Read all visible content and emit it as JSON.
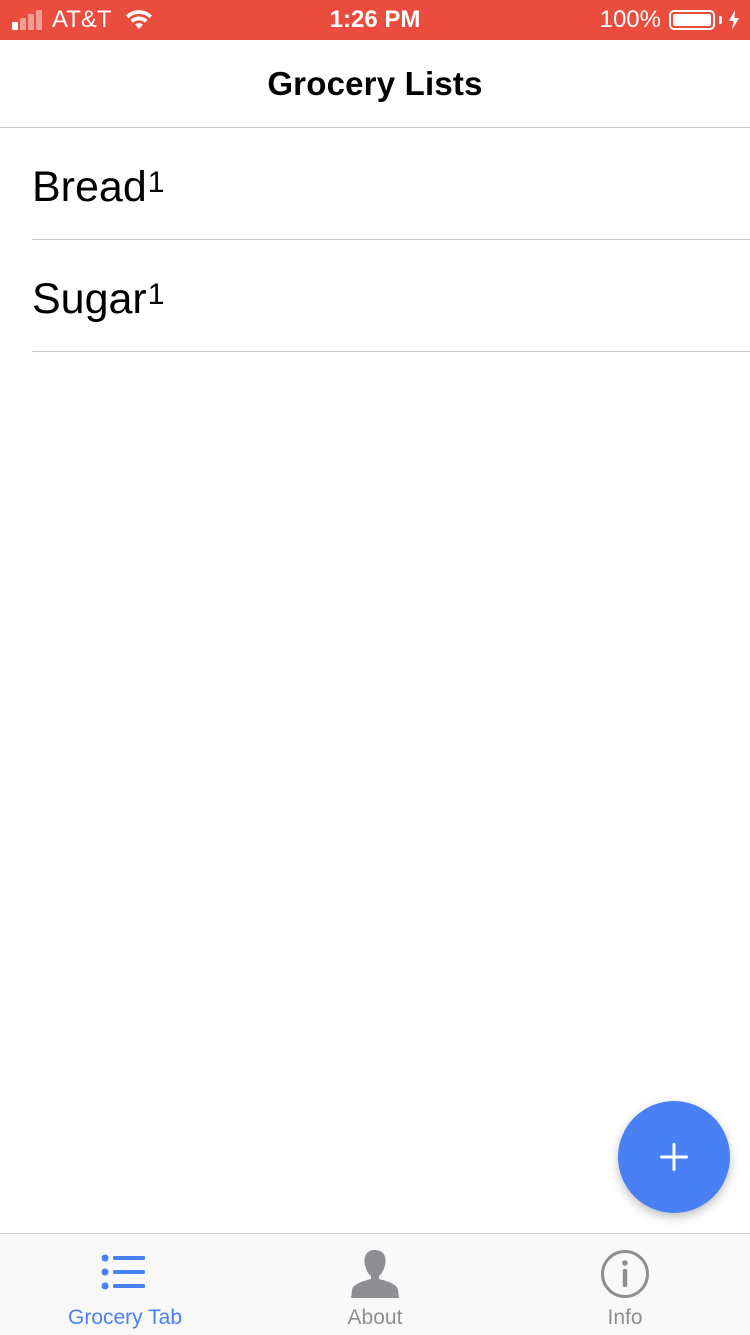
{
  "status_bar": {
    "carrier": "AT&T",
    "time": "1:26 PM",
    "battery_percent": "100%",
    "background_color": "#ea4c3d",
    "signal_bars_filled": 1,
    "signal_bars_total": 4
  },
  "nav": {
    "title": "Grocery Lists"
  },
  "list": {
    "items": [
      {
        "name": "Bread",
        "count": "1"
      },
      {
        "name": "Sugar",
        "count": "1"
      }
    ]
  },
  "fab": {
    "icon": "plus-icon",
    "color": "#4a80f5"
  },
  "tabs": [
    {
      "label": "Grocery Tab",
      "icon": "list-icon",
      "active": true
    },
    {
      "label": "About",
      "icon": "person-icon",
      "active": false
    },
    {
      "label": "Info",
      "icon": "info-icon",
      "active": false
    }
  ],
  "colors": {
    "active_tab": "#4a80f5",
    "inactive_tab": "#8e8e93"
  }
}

...

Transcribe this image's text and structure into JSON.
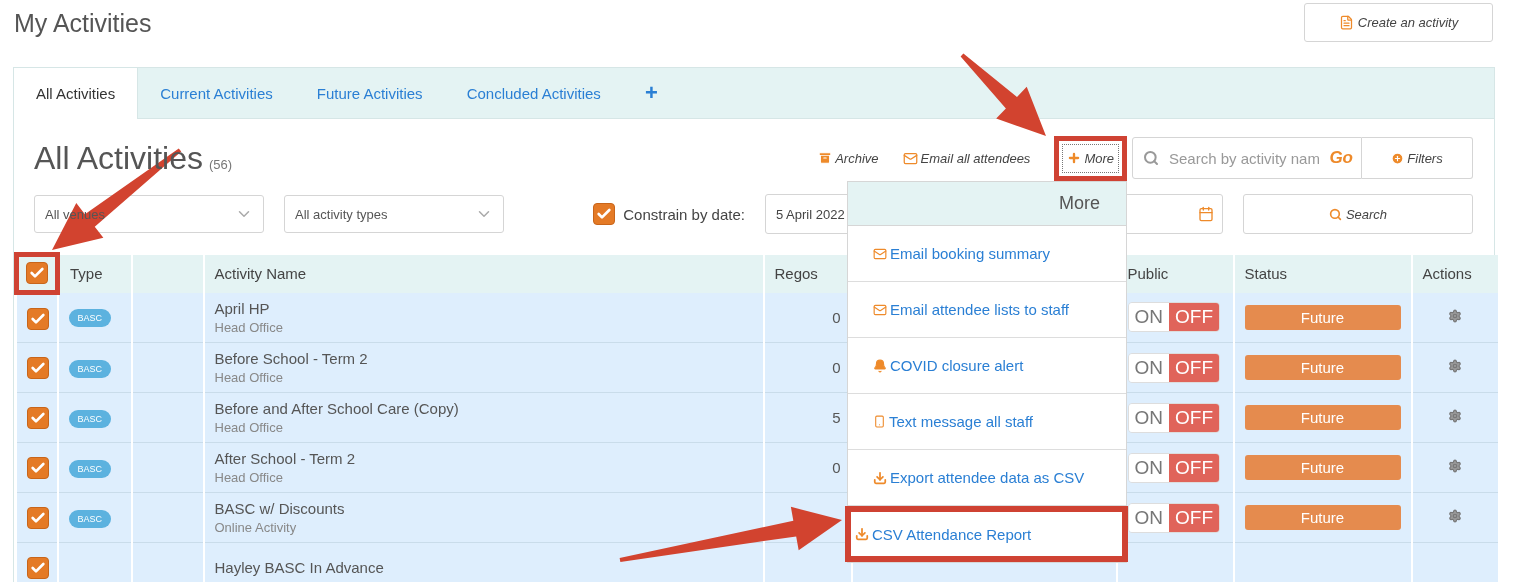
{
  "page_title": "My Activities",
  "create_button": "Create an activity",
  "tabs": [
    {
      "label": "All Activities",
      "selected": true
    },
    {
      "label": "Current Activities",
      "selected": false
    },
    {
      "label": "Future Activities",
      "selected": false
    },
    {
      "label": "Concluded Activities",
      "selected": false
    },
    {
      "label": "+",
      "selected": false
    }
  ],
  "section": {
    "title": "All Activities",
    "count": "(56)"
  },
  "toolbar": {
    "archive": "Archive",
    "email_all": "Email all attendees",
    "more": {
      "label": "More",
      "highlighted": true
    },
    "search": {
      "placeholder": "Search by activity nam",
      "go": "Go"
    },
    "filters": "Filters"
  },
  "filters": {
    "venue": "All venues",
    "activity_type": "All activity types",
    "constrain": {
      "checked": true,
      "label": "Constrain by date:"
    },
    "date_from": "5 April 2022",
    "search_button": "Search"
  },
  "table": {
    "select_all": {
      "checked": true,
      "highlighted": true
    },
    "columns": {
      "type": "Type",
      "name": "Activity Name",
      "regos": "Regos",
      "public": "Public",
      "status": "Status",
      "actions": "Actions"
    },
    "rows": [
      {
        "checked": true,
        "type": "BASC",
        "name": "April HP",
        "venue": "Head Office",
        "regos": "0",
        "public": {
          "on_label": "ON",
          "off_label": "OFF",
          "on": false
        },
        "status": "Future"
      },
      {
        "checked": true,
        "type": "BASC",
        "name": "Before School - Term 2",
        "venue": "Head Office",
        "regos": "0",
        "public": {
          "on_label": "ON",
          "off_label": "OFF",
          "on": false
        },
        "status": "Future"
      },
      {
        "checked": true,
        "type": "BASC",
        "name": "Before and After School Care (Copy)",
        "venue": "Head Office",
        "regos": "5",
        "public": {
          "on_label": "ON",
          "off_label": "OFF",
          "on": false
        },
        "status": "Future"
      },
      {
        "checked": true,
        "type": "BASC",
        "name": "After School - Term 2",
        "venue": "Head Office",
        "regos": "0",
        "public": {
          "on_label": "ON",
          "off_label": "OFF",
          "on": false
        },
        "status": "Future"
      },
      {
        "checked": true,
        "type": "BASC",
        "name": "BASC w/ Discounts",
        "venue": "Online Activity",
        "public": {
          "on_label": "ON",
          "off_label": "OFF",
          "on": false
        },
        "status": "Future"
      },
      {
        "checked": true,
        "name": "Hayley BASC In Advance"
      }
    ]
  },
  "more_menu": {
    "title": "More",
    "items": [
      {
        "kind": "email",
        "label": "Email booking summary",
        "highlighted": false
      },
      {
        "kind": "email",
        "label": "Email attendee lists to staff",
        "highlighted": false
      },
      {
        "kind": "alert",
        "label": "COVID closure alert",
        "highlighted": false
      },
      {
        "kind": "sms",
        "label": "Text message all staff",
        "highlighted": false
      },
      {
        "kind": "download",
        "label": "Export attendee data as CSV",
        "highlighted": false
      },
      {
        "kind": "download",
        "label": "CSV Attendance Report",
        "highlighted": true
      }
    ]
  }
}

### To be done
Find every line in the entries that includes the word "Before", then state how many there are and nothing else.

### Solution
2